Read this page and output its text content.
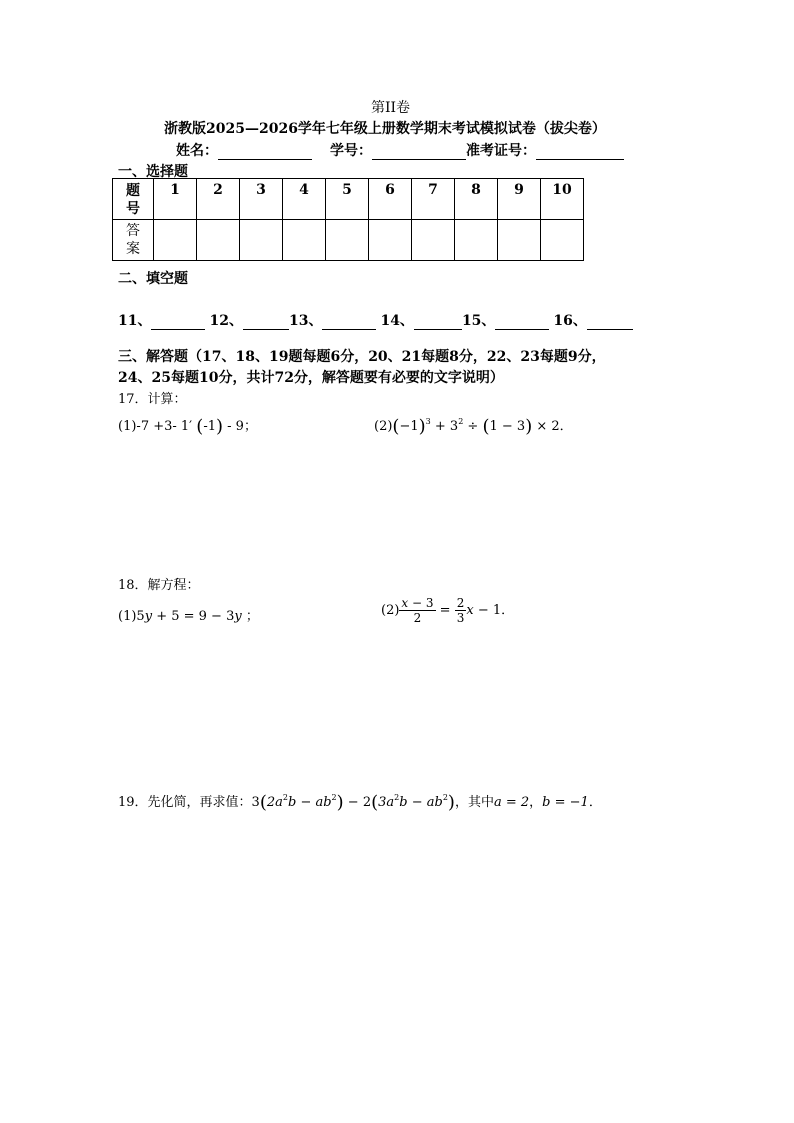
第II卷
浙教版2025—2026学年七年级上册数学期末考试模拟试卷（拔尖卷）
姓名：	学号：	准考证号：
一、选择题
题
号	1	2	3	4	5	6	7	8	9	10
答
案										
二、填空题
11、	12、	13、	14、	15、	16、
三、解答题（17、18、19题每题6分，20、21每题8分，22、23每题9分，
24、25每题10分，共计72分，解答题要有必要的文字说明）
17．计算：
(1)-7 +3- 1′ (-1) - 9；	$(2)(-1)^3 + 3^2 \div (1 - 3) \times 2$．
18．解方程：
(1)5y + 5 = 9 − 3y ；	$(2) \frac{x - 3}{2} = \frac{2}{3}$ x − 1．
19．先化简，再求值：$3(2a^2b - ab^2) - 2(3a^2b - ab^2)$，其中a = 2，b = −1．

───

_REQUIREMENTS:_ Write out all the records again, exactly, minus any pictures.

_TASK OUTPUT:_
Read this page and output its text content.
第II卷
浙教版2025—2026学年七年级上册数学期末考试模拟试卷（拔尖卷）
姓名：	学号：	准考证号：
一、选择题
题
号	1	2	3	4	5	6	7	8	9	10
答
案										
二、填空题
11、	12、	13、	14、	15、	16、
三、解答题（17、18、19题每题6分，20、21每题8分，22、23每题9分，
24、25每题10分，共计72分，解答题要有必要的文字说明）
17．计算：
(1)-7 +3- 1′ (-1) - 9；	$(2)(-1)^3 + 3^2 \div (1 - 3) \times 2$．
18．解方程：
(1)5y + 5 = 9 − 3y ；	$(2) \frac{x - 3}{2} = \frac{2}{3}$ x − 1．
19．先化简，再求值：$3(2a^2b - ab^2) - 2(3a^2b - ab^2)$，其中a = 2，b = −1．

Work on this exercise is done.